--- BEGIN ---

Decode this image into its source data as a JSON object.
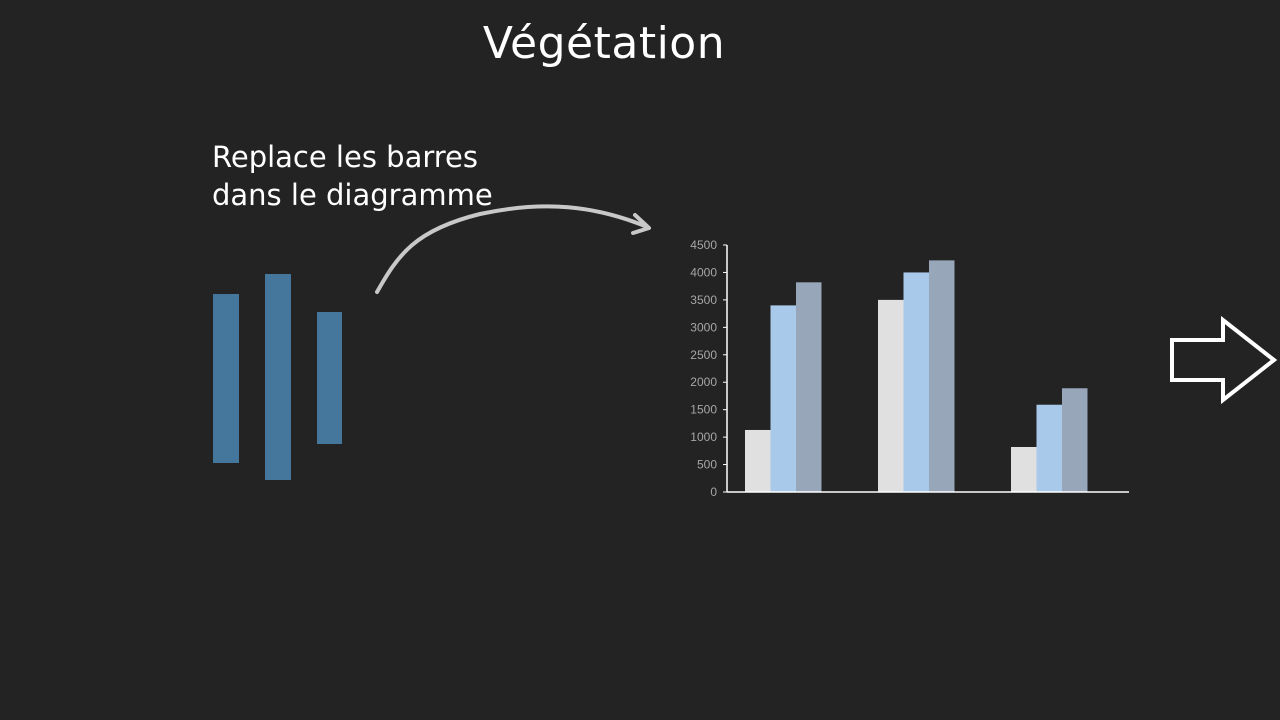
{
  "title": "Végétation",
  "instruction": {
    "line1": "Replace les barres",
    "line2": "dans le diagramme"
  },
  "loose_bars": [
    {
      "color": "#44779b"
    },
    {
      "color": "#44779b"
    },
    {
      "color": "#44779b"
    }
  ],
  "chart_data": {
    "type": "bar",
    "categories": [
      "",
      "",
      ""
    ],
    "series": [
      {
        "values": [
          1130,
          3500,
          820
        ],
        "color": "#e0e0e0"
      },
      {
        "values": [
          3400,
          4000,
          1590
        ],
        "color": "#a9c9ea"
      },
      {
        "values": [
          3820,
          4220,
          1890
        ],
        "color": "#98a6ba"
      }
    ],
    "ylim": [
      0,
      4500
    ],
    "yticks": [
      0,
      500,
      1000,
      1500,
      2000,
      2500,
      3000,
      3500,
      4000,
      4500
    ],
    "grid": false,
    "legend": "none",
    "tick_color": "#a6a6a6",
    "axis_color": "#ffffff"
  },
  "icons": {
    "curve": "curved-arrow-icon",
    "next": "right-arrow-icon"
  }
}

--- END ---

- **YOUR GOAL**:
All of the material above should be reproduced exactly, except the pictures.

- **EXERCISE ANSWER**:
Decode this image into its source data as a JSON object.
{
  "title": "Végétation",
  "instruction": {
    "line1": "Replace les barres",
    "line2": "dans le diagramme"
  },
  "loose_bars": [
    {
      "color": "#44779b"
    },
    {
      "color": "#44779b"
    },
    {
      "color": "#44779b"
    }
  ],
  "chart_data": {
    "type": "bar",
    "categories": [
      "",
      "",
      ""
    ],
    "series": [
      {
        "values": [
          1130,
          3500,
          820
        ],
        "color": "#e0e0e0"
      },
      {
        "values": [
          3400,
          4000,
          1590
        ],
        "color": "#a9c9ea"
      },
      {
        "values": [
          3820,
          4220,
          1890
        ],
        "color": "#98a6ba"
      }
    ],
    "ylim": [
      0,
      4500
    ],
    "yticks": [
      0,
      500,
      1000,
      1500,
      2000,
      2500,
      3000,
      3500,
      4000,
      4500
    ],
    "grid": false,
    "legend": "none",
    "tick_color": "#a6a6a6",
    "axis_color": "#ffffff"
  },
  "icons": {
    "curve": "curved-arrow-icon",
    "next": "right-arrow-icon"
  }
}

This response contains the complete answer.